# start of Data shown

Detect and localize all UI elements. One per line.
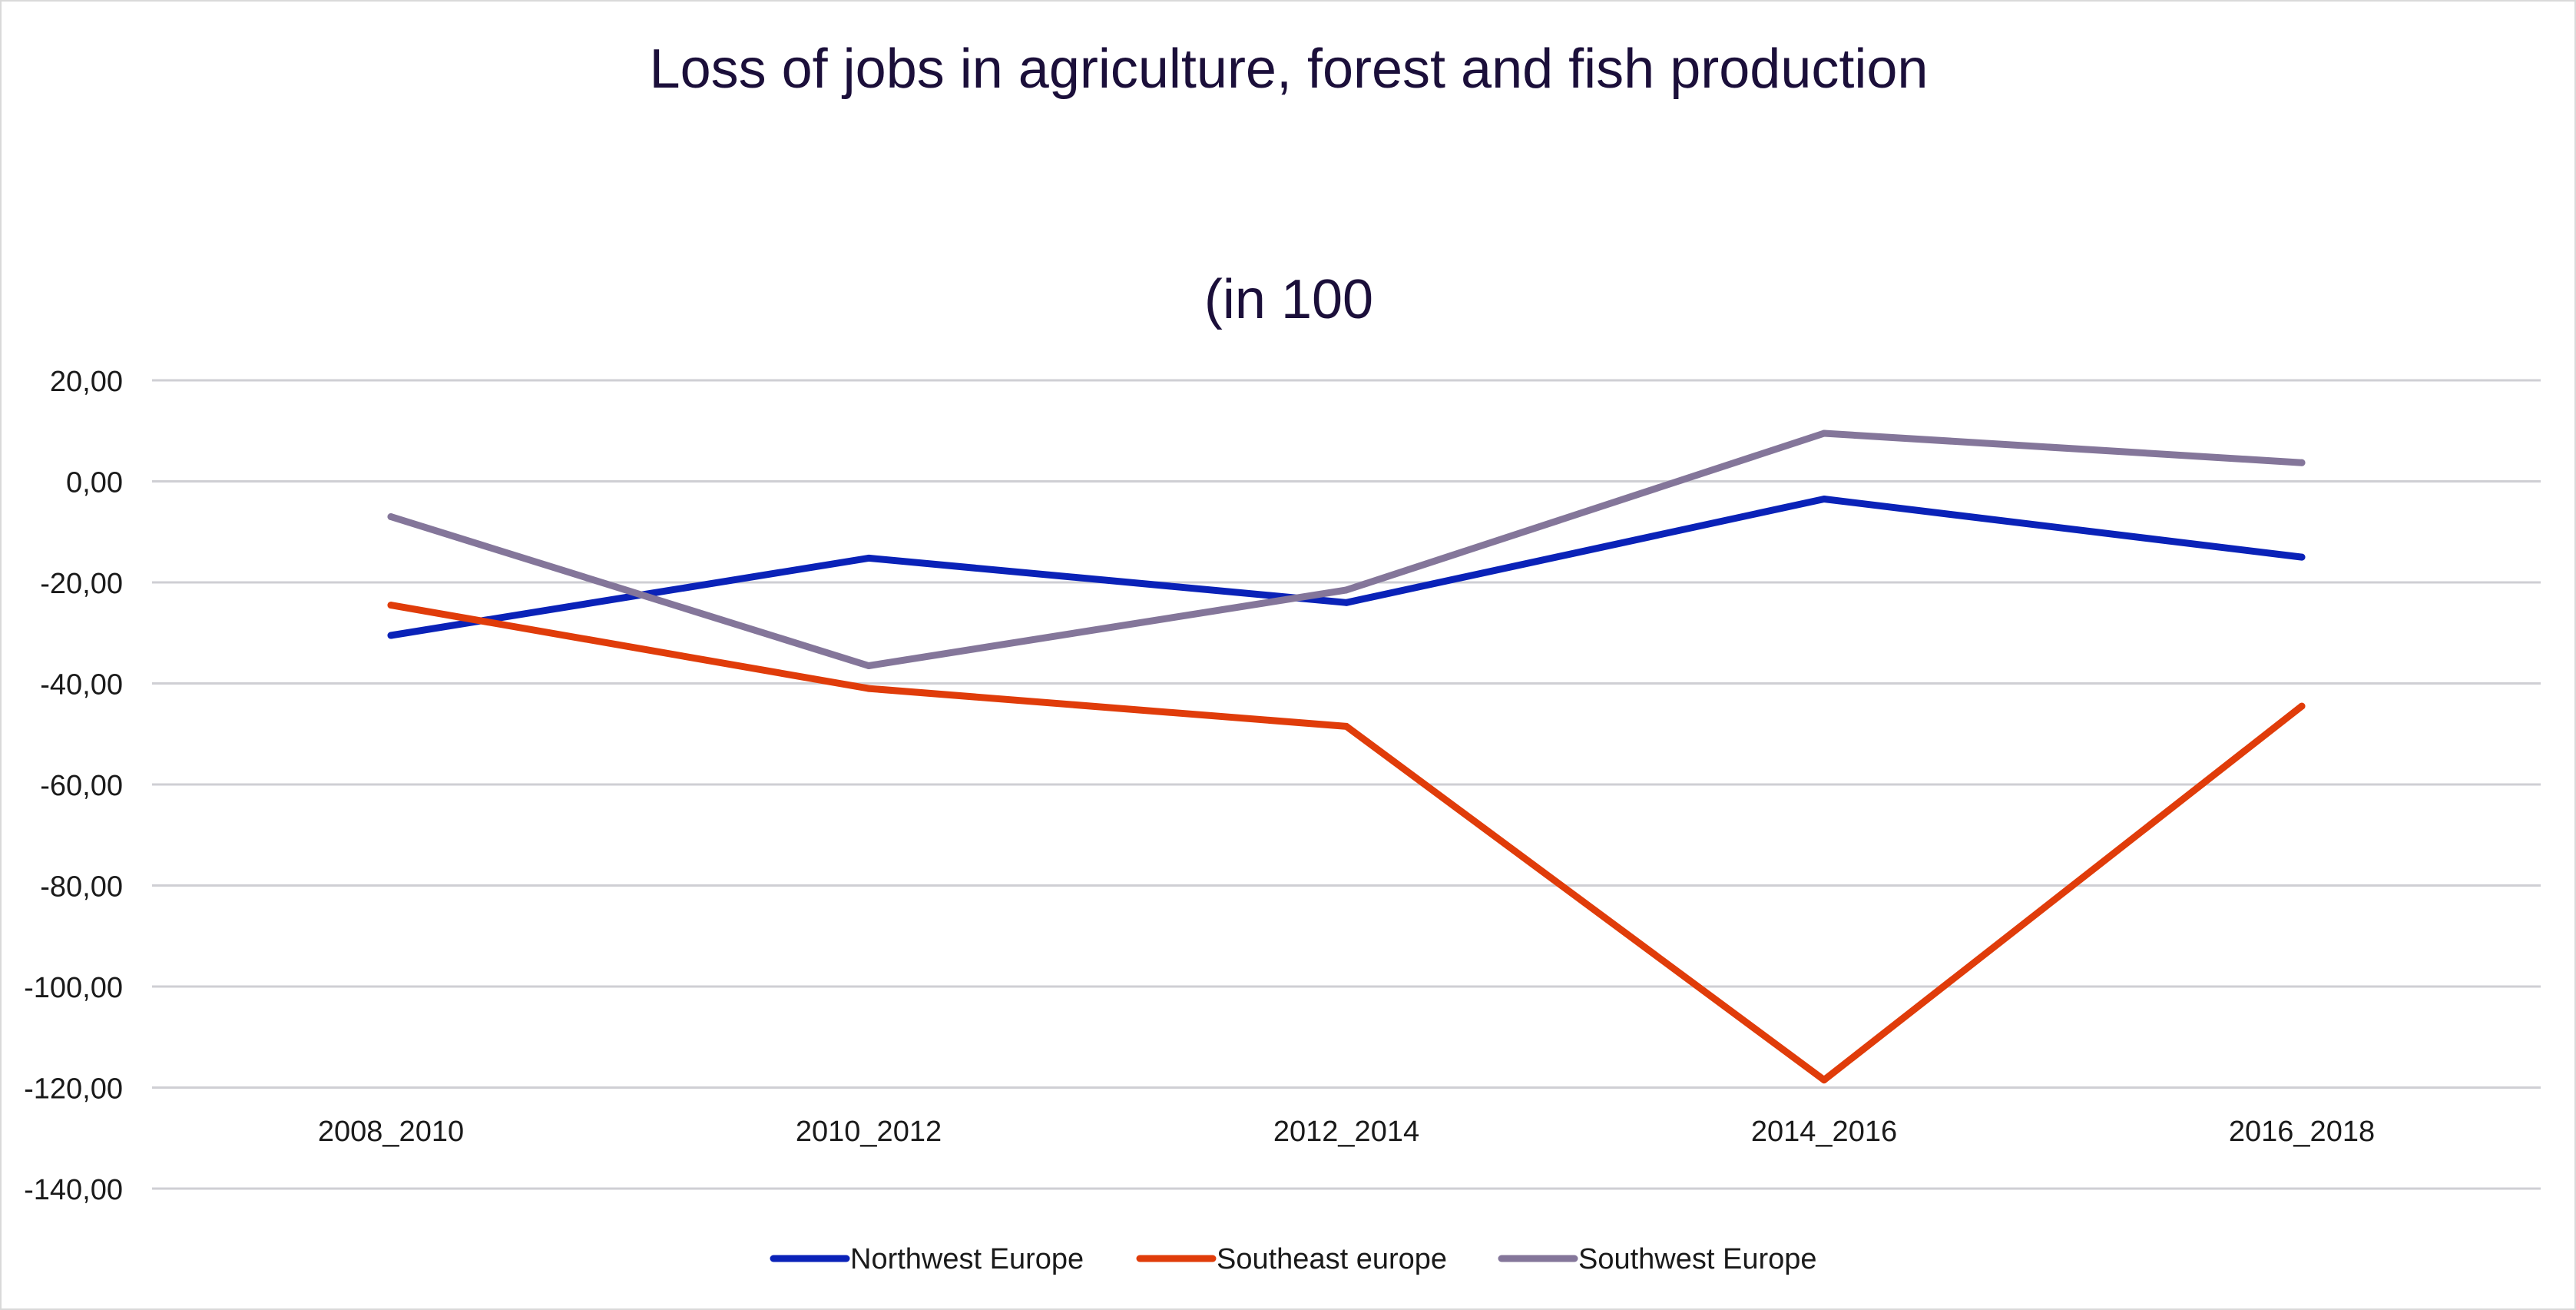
chart-title: Loss of jobs in agriculture, forest and … xyxy=(650,38,1929,100)
data-point xyxy=(387,513,395,521)
x-tick-label: 2008_2010 xyxy=(318,1116,464,1148)
data-point xyxy=(865,554,872,562)
data-point xyxy=(1343,586,1350,594)
data-point xyxy=(1820,1076,1828,1084)
series-line-1 xyxy=(387,602,2306,1084)
legend: Northwest Europe Southeast europe Southwes… xyxy=(770,1243,1817,1275)
y-axis: 20,00 0,00 -20,00 -40,00 -60,00 -80,00 -100,00… xyxy=(24,366,123,1206)
data-point xyxy=(2298,702,2306,710)
x-tick-label: 2016_2018 xyxy=(2229,1116,2375,1148)
data-point xyxy=(1343,722,1350,730)
series-line-0 xyxy=(387,496,2306,639)
data-point xyxy=(2298,553,2306,561)
data-point xyxy=(865,662,872,669)
x-tick-label: 2010_2012 xyxy=(796,1116,942,1148)
data-point xyxy=(2298,459,2306,466)
y-tick-label: -60,00 xyxy=(40,770,123,802)
y-tick-label: -120,00 xyxy=(24,1073,123,1106)
y-tick-label: -100,00 xyxy=(24,972,123,1004)
x-tick-label: 2012_2014 xyxy=(1273,1116,1419,1148)
y-tick-label: 20,00 xyxy=(50,366,123,398)
data-point xyxy=(1820,429,1828,437)
legend-label: Southwest Europe xyxy=(1578,1243,1817,1275)
chart-subtitle: (in 100 xyxy=(1204,269,1373,330)
y-tick-label: -80,00 xyxy=(40,871,123,904)
data-point xyxy=(387,602,395,609)
series xyxy=(387,429,2306,1084)
x-tick-label: 2014_2016 xyxy=(1751,1116,1897,1148)
series-line-2 xyxy=(387,429,2306,669)
data-point xyxy=(865,685,872,692)
x-axis: 2008_2010 2010_2012 2012_2014 2014_2016 2016… xyxy=(318,1116,2375,1148)
y-tick-label: -20,00 xyxy=(40,568,123,600)
y-tick-label: -140,00 xyxy=(24,1174,123,1206)
data-point xyxy=(387,632,395,639)
legend-label: Southeast europe xyxy=(1217,1243,1447,1275)
grid xyxy=(152,379,2541,1190)
y-tick-label: 0,00 xyxy=(66,467,123,499)
y-tick-label: -40,00 xyxy=(40,669,123,701)
data-point xyxy=(1820,496,1828,503)
data-point xyxy=(1343,599,1350,606)
legend-label: Northwest Europe xyxy=(850,1243,1084,1275)
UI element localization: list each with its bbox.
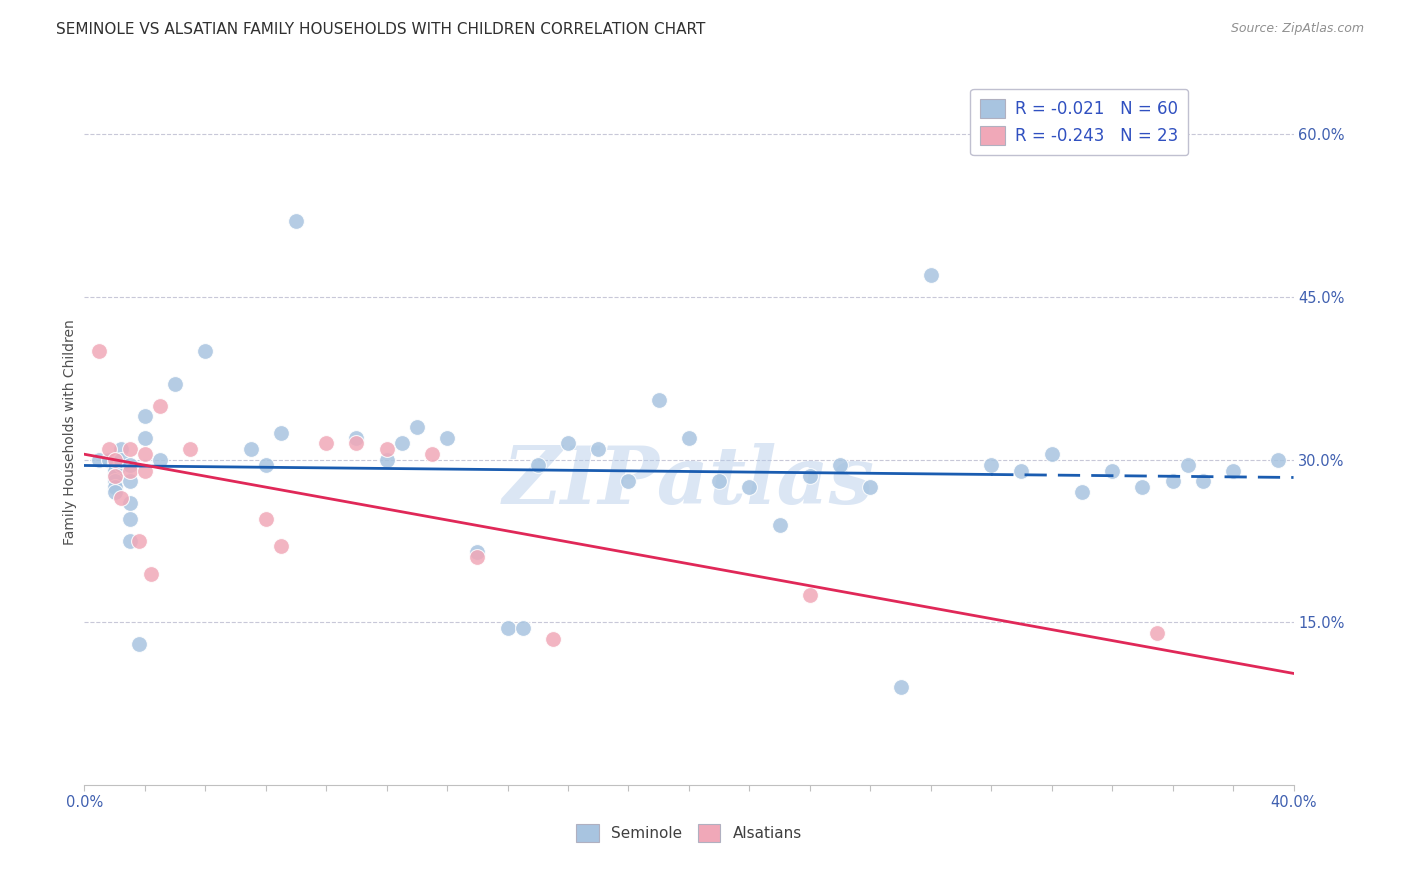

# end of Data shown

The task. Collect every line of the records that contains the word "Northwest", with case counting.

Exercise result.
legend: Northwest Europe Southeast europe Southwes… xyxy=(770,1243,1817,1275)
legend-label: Northwest Europe xyxy=(850,1243,1084,1275)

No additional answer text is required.